*Some records*
----

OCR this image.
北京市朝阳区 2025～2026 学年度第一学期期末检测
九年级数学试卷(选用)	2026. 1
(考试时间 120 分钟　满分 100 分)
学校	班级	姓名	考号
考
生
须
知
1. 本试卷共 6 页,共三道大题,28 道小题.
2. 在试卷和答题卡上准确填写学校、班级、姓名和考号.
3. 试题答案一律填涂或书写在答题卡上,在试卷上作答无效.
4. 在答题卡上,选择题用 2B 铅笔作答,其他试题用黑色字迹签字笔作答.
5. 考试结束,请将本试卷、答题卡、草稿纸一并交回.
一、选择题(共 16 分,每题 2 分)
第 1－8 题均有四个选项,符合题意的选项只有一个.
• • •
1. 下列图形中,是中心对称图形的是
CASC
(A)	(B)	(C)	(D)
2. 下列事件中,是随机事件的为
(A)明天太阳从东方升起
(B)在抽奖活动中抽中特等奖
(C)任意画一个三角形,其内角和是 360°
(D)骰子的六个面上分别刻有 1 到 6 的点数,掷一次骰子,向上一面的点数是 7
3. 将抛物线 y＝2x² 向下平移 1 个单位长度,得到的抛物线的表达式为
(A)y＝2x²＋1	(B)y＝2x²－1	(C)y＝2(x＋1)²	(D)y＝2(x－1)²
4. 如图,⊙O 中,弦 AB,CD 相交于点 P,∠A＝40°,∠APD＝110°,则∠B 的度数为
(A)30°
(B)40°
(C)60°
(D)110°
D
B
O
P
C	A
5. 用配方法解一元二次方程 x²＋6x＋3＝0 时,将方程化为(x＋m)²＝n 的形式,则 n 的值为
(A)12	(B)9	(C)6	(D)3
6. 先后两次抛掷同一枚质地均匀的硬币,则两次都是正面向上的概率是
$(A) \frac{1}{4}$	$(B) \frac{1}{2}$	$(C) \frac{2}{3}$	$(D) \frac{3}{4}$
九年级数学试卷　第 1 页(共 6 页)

----

*TASK TO CARRY OUT*
Give every line of the material again, exactly as it reads.

*SOLUTION BELOW*
OCR this image.
北京市朝阳区 2025～2026 学年度第一学期期末检测
九年级数学试卷(选用)	2026. 1
(考试时间 120 分钟　满分 100 分)
学校	班级	姓名	考号
考
生
须
知
1. 本试卷共 6 页,共三道大题,28 道小题.
2. 在试卷和答题卡上准确填写学校、班级、姓名和考号.
3. 试题答案一律填涂或书写在答题卡上,在试卷上作答无效.
4. 在答题卡上,选择题用 2B 铅笔作答,其他试题用黑色字迹签字笔作答.
5. 考试结束,请将本试卷、答题卡、草稿纸一并交回.
一、选择题(共 16 分,每题 2 分)
第 1－8 题均有四个选项,符合题意的选项只有一个.
• • •
1. 下列图形中,是中心对称图形的是
CASC
(A)	(B)	(C)	(D)
2. 下列事件中,是随机事件的为
(A)明天太阳从东方升起
(B)在抽奖活动中抽中特等奖
(C)任意画一个三角形,其内角和是 360°
(D)骰子的六个面上分别刻有 1 到 6 的点数,掷一次骰子,向上一面的点数是 7
3. 将抛物线 y＝2x² 向下平移 1 个单位长度,得到的抛物线的表达式为
(A)y＝2x²＋1	(B)y＝2x²－1	(C)y＝2(x＋1)²	(D)y＝2(x－1)²
4. 如图,⊙O 中,弦 AB,CD 相交于点 P,∠A＝40°,∠APD＝110°,则∠B 的度数为
(A)30°
(B)40°
(C)60°
(D)110°
D
B
O
P
C	A
5. 用配方法解一元二次方程 x²＋6x＋3＝0 时,将方程化为(x＋m)²＝n 的形式,则 n 的值为
(A)12	(B)9	(C)6	(D)3
6. 先后两次抛掷同一枚质地均匀的硬币,则两次都是正面向上的概率是
$(A) \frac{1}{4}$	$(B) \frac{1}{2}$	$(C) \frac{2}{3}$	$(D) \frac{3}{4}$
九年级数学试卷　第 1 页(共 6 页)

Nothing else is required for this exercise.